WRITTEN EXERCISE >>
Produce an exact copy of all the data below, dropping every image.

DATA IN THIS EXERCISE >>
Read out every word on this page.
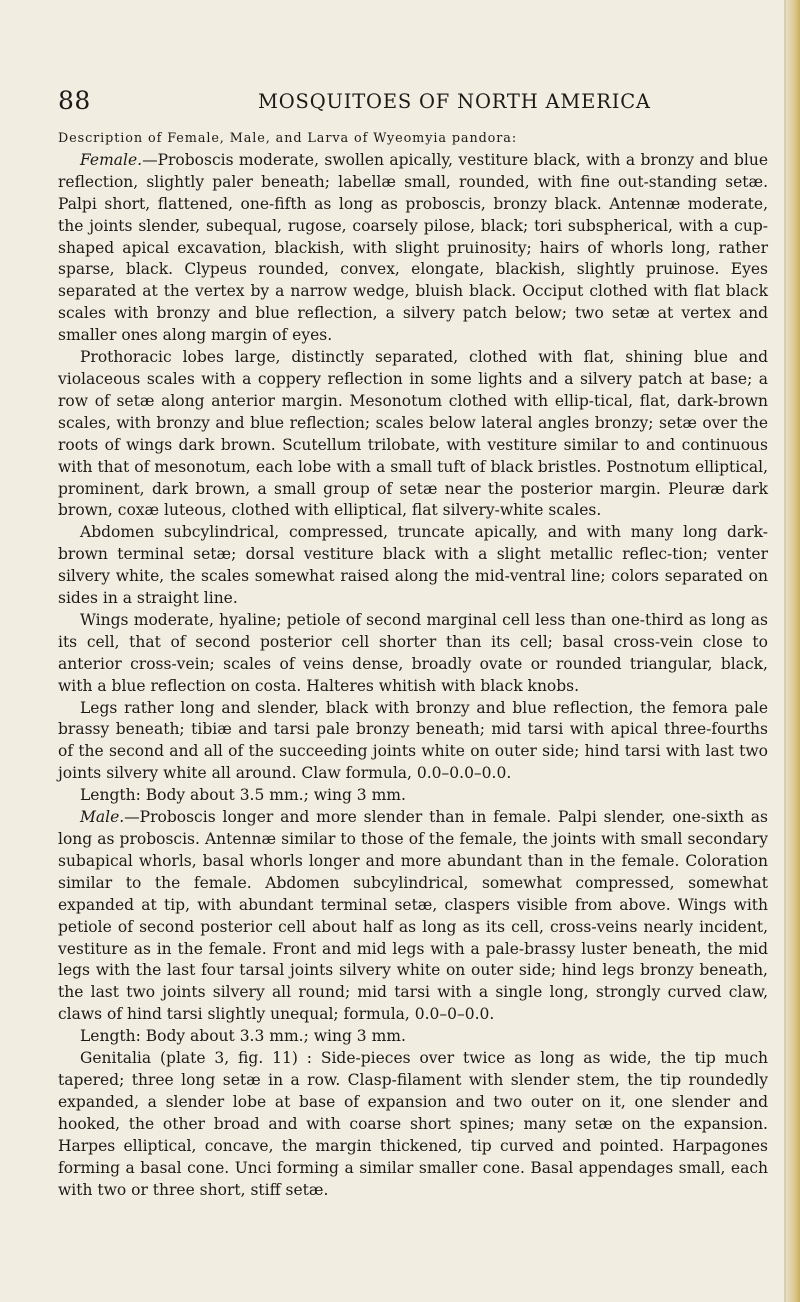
88	MOSQUITOES OF NORTH AMERICA
Description of Female, Male, and Larva of Wyeomyia pandora:

Female.—Proboscis moderate, swollen apically, vestiture black, with a bronzy and blue reflection, slightly paler beneath; labellæ small, rounded, with fine out-standing setæ. Palpi short, flattened, one-fifth as long as proboscis, bronzy black. Antennæ moderate, the joints slender, subequal, rugose, coarsely pilose, black; tori subspherical, with a cup-shaped apical excavation, blackish, with slight pruinosity; hairs of whorls long, rather sparse, black. Clypeus rounded, convex, elongate, blackish, slightly pruinose. Eyes separated at the vertex by a narrow wedge, bluish black. Occiput clothed with flat black scales with bronzy and blue reflection, a silvery patch below; two setæ at vertex and smaller ones along margin of eyes.

Prothoracic lobes large, distinctly separated, clothed with flat, shining blue and violaceous scales with a coppery reflection in some lights and a silvery patch at base; a row of setæ along anterior margin. Mesonotum clothed with ellip-tical, flat, dark-brown scales, with bronzy and blue reflection; scales below lateral angles bronzy; setæ over the roots of wings dark brown. Scutellum trilobate, with vestiture similar to and continuous with that of mesonotum, each lobe with a small tuft of black bristles. Postnotum elliptical, prominent, dark brown, a small group of setæ near the posterior margin. Pleuræ dark brown, coxæ luteous, clothed with elliptical, flat silvery-white scales.

Abdomen subcylindrical, compressed, truncate apically, and with many long dark-brown terminal setæ; dorsal vestiture black with a slight metallic reflec-tion; venter silvery white, the scales somewhat raised along the mid-ventral line; colors separated on sides in a straight line.

Wings moderate, hyaline; petiole of second marginal cell less than one-third as long as its cell, that of second posterior cell shorter than its cell; basal cross-vein close to anterior cross-vein; scales of veins dense, broadly ovate or rounded triangular, black, with a blue reflection on costa. Halteres whitish with black knobs.

Legs rather long and slender, black with bronzy and blue reflection, the femora pale brassy beneath; tibiæ and tarsi pale bronzy beneath; mid tarsi with apical three-fourths of the second and all of the succeeding joints white on outer side; hind tarsi with last two joints silvery white all around. Claw formula, 0.0–0.0–0.0.

Length: Body about 3.5 mm.; wing 3 mm.

Male.—Proboscis longer and more slender than in female. Palpi slender, one-sixth as long as proboscis. Antennæ similar to those of the female, the joints with small secondary subapical whorls, basal whorls longer and more abundant than in the female. Coloration similar to the female. Abdomen subcylindrical, somewhat compressed, somewhat expanded at tip, with abundant terminal setæ, claspers visible from above. Wings with petiole of second posterior cell about half as long as its cell, cross-veins nearly incident, vestiture as in the female. Front and mid legs with a pale-brassy luster beneath, the mid legs with the last four tarsal joints silvery white on outer side; hind legs bronzy beneath, the last two joints silvery all round; mid tarsi with a single long, strongly curved claw, claws of hind tarsi slightly unequal; formula, 0.0–0–0.0.

Length: Body about 3.3 mm.; wing 3 mm.

Genitalia (plate 3, fig. 11) : Side-pieces over twice as long as wide, the tip much tapered; three long setæ in a row. Clasp-filament with slender stem, the tip roundedly expanded, a slender lobe at base of expansion and two outer on it, one slender and hooked, the other broad and with coarse short spines; many setæ on the expansion. Harpes elliptical, concave, the margin thickened, tip curved and pointed. Harpagones forming a basal cone. Unci forming a similar smaller cone. Basal appendages small, each with two or three short, stiff setæ.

FULL RESPONSE >>
Read out every word on this page.
88	MOSQUITOES OF NORTH AMERICA
Description of Female, Male, and Larva of Wyeomyia pandora:

Female.—Proboscis moderate, swollen apically, vestiture black, with a bronzy and blue reflection, slightly paler beneath; labellæ small, rounded, with fine out-standing setæ. Palpi short, flattened, one-fifth as long as proboscis, bronzy black. Antennæ moderate, the joints slender, subequal, rugose, coarsely pilose, black; tori subspherical, with a cup-shaped apical excavation, blackish, with slight pruinosity; hairs of whorls long, rather sparse, black. Clypeus rounded, convex, elongate, blackish, slightly pruinose. Eyes separated at the vertex by a narrow wedge, bluish black. Occiput clothed with flat black scales with bronzy and blue reflection, a silvery patch below; two setæ at vertex and smaller ones along margin of eyes.

Prothoracic lobes large, distinctly separated, clothed with flat, shining blue and violaceous scales with a coppery reflection in some lights and a silvery patch at base; a row of setæ along anterior margin. Mesonotum clothed with ellip-tical, flat, dark-brown scales, with bronzy and blue reflection; scales below lateral angles bronzy; setæ over the roots of wings dark brown. Scutellum trilobate, with vestiture similar to and continuous with that of mesonotum, each lobe with a small tuft of black bristles. Postnotum elliptical, prominent, dark brown, a small group of setæ near the posterior margin. Pleuræ dark brown, coxæ luteous, clothed with elliptical, flat silvery-white scales.

Abdomen subcylindrical, compressed, truncate apically, and with many long dark-brown terminal setæ; dorsal vestiture black with a slight metallic reflec-tion; venter silvery white, the scales somewhat raised along the mid-ventral line; colors separated on sides in a straight line.

Wings moderate, hyaline; petiole of second marginal cell less than one-third as long as its cell, that of second posterior cell shorter than its cell; basal cross-vein close to anterior cross-vein; scales of veins dense, broadly ovate or rounded triangular, black, with a blue reflection on costa. Halteres whitish with black knobs.

Legs rather long and slender, black with bronzy and blue reflection, the femora pale brassy beneath; tibiæ and tarsi pale bronzy beneath; mid tarsi with apical three-fourths of the second and all of the succeeding joints white on outer side; hind tarsi with last two joints silvery white all around. Claw formula, 0.0–0.0–0.0.

Length: Body about 3.5 mm.; wing 3 mm.

Male.—Proboscis longer and more slender than in female. Palpi slender, one-sixth as long as proboscis. Antennæ similar to those of the female, the joints with small secondary subapical whorls, basal whorls longer and more abundant than in the female. Coloration similar to the female. Abdomen subcylindrical, somewhat compressed, somewhat expanded at tip, with abundant terminal setæ, claspers visible from above. Wings with petiole of second posterior cell about half as long as its cell, cross-veins nearly incident, vestiture as in the female. Front and mid legs with a pale-brassy luster beneath, the mid legs with the last four tarsal joints silvery white on outer side; hind legs bronzy beneath, the last two joints silvery all round; mid tarsi with a single long, strongly curved claw, claws of hind tarsi slightly unequal; formula, 0.0–0–0.0.

Length: Body about 3.3 mm.; wing 3 mm.

Genitalia (plate 3, fig. 11) : Side-pieces over twice as long as wide, the tip much tapered; three long setæ in a row. Clasp-filament with slender stem, the tip roundedly expanded, a slender lobe at base of expansion and two outer on it, one slender and hooked, the other broad and with coarse short spines; many setæ on the expansion. Harpes elliptical, concave, the margin thickened, tip curved and pointed. Harpagones forming a basal cone. Unci forming a similar smaller cone. Basal appendages small, each with two or three short, stiff setæ.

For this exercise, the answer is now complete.